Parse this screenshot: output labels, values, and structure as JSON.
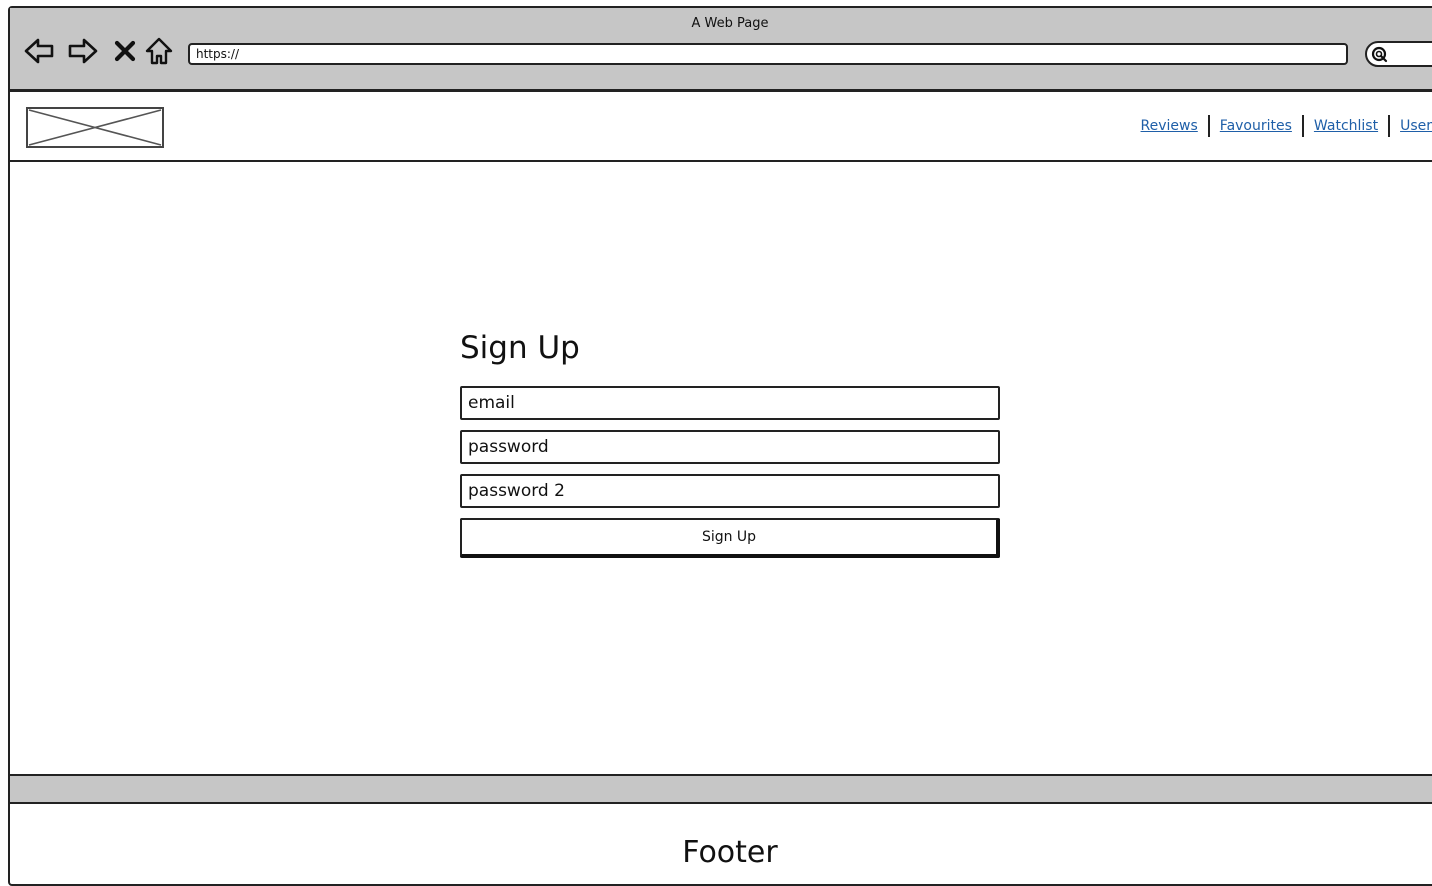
{
  "window": {
    "title": "A Web Page"
  },
  "browser": {
    "url": "https://",
    "buttons": [
      "back-icon",
      "forward-icon",
      "close-icon",
      "home-icon",
      "search-icon"
    ]
  },
  "header": {
    "nav": [
      {
        "label": "Reviews"
      },
      {
        "label": "Favourites"
      },
      {
        "label": "Watchlist"
      },
      {
        "label": "User"
      }
    ],
    "link_color": "#1f5fa8"
  },
  "signup": {
    "title": "Sign Up",
    "fields": {
      "email_placeholder": "email",
      "password_placeholder": "password",
      "password2_placeholder": "password 2"
    },
    "submit_label": "Sign Up"
  },
  "footer": {
    "text": "Footer"
  },
  "colors": {
    "chrome": "#c6c6c6",
    "border": "#222222"
  }
}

**Exercise objective**
Filter the records above for "icon" and copy every matching line.

**Written answer**
      "back-icon",
      "forward-icon",
      "close-icon",
      "home-icon",
      "search-icon"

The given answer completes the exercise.